* BEGIN Material supplied *

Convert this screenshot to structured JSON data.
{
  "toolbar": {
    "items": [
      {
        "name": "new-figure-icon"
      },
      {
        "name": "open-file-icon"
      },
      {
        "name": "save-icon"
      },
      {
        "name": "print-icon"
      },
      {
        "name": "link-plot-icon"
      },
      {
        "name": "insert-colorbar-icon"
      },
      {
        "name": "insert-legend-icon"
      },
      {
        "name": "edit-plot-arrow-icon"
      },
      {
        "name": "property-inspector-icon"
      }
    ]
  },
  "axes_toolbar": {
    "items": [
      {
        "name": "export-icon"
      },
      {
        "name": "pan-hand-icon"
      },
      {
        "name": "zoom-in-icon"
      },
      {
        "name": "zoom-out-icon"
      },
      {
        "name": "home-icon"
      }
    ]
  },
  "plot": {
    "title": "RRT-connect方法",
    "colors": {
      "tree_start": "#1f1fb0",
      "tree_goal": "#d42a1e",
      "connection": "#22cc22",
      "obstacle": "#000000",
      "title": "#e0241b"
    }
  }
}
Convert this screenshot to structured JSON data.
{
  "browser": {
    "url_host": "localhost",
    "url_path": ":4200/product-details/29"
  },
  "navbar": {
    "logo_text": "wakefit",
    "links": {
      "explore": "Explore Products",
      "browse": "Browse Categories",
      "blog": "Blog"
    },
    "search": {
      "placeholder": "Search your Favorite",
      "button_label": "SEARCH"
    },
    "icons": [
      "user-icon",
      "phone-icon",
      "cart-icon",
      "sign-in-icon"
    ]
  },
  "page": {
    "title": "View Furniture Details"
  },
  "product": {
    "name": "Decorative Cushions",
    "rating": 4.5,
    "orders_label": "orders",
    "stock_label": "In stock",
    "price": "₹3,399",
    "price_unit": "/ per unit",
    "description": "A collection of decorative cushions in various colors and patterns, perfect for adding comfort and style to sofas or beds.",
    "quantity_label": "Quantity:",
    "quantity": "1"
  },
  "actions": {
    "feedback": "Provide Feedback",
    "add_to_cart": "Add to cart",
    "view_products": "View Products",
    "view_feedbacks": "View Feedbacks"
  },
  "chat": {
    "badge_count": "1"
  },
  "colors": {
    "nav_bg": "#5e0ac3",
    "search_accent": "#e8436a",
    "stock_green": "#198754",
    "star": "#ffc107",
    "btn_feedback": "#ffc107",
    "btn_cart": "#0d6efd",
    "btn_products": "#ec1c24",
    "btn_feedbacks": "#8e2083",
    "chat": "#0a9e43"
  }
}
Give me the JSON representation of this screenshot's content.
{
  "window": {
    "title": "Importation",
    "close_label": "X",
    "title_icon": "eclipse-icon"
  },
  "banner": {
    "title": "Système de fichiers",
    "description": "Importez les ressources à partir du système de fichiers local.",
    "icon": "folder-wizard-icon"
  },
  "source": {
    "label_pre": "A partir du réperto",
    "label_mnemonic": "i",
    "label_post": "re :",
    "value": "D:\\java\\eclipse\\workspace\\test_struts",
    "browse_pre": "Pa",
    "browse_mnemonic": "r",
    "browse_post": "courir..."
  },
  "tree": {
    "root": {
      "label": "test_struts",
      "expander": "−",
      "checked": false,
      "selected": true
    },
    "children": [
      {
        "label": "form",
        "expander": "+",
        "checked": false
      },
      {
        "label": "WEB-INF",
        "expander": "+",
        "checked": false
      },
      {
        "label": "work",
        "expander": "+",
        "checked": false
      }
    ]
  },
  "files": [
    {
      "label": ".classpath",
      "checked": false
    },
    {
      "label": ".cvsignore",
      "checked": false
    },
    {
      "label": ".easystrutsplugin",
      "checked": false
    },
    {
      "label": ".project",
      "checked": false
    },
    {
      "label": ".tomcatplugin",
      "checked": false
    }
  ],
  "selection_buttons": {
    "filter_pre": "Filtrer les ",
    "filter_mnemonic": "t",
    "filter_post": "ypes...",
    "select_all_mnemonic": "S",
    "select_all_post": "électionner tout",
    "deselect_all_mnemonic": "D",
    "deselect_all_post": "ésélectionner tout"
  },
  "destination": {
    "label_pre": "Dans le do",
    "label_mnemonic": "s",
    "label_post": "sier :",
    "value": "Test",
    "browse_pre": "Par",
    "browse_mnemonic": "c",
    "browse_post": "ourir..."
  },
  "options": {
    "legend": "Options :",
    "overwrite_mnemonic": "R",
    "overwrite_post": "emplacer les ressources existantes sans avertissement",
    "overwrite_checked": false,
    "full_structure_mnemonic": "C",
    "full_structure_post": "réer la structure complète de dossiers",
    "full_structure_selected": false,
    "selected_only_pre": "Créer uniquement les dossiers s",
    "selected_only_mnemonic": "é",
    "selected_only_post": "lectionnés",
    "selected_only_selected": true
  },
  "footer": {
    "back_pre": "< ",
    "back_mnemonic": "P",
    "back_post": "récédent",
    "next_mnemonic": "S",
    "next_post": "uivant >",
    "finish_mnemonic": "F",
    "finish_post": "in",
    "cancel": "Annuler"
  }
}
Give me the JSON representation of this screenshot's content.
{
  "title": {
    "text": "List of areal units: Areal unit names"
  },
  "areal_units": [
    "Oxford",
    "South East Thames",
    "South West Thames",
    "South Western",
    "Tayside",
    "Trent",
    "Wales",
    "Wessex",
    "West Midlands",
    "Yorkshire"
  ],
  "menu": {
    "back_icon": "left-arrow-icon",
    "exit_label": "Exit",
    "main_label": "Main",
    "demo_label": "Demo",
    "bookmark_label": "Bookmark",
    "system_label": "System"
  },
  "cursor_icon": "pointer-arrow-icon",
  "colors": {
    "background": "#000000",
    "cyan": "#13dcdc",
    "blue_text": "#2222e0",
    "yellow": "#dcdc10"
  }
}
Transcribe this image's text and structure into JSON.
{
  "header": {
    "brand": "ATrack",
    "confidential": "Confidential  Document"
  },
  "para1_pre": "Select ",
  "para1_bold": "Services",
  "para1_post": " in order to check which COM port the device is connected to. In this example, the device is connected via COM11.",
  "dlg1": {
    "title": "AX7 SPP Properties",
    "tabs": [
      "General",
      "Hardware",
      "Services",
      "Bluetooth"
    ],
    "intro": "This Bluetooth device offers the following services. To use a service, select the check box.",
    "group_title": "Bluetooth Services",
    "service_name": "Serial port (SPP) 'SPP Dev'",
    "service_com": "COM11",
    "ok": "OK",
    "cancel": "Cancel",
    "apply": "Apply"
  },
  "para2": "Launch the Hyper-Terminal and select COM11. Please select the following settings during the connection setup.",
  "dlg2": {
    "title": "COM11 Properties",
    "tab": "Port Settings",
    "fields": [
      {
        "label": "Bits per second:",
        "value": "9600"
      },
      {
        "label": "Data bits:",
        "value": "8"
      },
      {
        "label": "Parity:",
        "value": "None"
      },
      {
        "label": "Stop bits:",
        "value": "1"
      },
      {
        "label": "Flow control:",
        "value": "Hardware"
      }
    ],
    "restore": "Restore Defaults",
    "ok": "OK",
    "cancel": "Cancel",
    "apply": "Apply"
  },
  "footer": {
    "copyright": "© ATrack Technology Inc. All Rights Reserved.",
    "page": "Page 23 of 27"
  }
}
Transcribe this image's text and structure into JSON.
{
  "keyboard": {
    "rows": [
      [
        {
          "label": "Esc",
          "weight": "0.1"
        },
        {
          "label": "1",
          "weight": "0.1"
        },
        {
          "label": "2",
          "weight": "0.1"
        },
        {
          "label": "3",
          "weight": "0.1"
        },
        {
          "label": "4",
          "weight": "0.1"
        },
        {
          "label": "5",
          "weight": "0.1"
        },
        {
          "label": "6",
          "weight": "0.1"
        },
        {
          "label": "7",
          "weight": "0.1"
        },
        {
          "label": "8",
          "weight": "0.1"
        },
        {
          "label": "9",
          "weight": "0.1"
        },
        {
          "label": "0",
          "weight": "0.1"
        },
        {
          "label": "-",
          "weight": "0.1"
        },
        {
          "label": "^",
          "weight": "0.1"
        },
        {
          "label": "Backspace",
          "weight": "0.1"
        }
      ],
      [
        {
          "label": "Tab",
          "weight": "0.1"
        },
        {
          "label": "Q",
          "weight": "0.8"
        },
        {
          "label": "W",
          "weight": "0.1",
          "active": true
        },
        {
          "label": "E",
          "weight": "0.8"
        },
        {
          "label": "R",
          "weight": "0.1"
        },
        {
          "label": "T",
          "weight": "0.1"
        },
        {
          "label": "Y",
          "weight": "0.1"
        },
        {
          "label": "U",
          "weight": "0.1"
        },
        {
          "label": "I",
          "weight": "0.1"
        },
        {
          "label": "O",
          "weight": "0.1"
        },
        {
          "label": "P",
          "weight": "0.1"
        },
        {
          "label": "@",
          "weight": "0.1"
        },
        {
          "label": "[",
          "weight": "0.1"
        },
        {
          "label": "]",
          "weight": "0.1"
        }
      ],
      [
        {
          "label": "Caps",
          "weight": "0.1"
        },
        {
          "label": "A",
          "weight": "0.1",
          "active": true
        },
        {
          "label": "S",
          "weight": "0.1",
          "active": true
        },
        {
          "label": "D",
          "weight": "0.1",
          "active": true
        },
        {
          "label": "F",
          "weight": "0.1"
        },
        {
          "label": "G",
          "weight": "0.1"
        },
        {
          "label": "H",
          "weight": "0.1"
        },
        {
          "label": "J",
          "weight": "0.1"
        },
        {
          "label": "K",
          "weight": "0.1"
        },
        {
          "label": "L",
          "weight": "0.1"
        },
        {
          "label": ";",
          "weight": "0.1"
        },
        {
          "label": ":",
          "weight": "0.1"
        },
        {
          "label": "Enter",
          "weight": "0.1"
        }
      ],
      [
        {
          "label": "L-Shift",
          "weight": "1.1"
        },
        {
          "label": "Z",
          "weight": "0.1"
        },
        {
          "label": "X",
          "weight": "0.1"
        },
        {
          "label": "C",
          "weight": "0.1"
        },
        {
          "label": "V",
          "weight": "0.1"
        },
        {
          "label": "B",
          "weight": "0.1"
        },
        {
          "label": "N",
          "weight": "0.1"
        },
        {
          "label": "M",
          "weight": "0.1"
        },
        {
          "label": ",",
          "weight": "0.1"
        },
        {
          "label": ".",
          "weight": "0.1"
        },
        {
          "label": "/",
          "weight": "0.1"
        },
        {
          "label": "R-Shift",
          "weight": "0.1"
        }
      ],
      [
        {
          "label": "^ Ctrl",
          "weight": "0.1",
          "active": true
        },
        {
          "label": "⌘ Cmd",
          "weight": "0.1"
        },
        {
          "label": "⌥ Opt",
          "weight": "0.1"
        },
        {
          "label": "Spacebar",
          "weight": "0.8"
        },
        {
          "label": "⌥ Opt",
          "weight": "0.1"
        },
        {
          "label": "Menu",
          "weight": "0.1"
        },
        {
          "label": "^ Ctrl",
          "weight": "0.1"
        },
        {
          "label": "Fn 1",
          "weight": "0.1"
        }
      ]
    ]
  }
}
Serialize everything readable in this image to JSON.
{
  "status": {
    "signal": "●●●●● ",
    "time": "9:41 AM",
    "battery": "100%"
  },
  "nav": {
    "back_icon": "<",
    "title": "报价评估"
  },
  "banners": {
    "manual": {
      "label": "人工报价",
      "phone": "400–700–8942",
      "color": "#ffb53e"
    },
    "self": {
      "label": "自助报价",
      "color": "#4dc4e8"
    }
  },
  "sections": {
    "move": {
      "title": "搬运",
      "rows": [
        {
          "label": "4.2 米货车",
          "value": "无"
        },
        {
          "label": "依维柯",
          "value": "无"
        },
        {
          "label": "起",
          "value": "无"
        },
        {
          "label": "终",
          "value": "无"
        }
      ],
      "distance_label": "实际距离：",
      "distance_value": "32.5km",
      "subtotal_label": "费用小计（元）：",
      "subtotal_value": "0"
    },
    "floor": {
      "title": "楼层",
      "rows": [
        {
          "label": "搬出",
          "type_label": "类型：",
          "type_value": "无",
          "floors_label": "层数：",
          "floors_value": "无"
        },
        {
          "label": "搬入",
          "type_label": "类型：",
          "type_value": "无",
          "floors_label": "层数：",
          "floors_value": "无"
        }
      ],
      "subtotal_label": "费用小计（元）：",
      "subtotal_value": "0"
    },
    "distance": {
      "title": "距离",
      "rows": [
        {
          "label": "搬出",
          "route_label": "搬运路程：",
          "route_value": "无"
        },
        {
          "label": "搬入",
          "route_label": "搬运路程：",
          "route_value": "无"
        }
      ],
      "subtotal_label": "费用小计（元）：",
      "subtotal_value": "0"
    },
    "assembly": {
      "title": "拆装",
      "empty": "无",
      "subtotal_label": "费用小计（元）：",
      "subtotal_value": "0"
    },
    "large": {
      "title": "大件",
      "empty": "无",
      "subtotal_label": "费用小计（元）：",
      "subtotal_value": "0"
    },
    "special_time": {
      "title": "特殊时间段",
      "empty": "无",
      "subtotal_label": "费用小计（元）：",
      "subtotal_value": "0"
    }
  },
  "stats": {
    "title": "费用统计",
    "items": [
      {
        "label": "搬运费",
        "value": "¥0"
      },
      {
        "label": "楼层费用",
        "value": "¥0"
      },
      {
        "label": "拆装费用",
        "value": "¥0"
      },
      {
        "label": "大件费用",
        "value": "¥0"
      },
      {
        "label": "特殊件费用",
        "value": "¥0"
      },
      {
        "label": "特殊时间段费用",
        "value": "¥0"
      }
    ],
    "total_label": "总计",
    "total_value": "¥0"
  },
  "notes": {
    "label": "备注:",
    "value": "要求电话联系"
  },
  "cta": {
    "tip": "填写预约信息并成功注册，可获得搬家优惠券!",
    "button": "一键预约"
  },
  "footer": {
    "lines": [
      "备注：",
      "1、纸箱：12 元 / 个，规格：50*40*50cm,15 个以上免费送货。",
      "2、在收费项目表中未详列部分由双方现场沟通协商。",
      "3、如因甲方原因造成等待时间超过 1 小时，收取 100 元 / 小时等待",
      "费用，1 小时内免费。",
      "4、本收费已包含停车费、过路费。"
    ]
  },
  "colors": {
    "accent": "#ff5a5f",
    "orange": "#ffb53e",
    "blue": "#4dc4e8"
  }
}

* END Material supplied *

** What needs to be done **
Using the records given above, list every line that includes the word "plot".

** Reply to the task **
        "name": "link-plot-icon"
        "name": "edit-plot-arrow-icon"
  "plot": {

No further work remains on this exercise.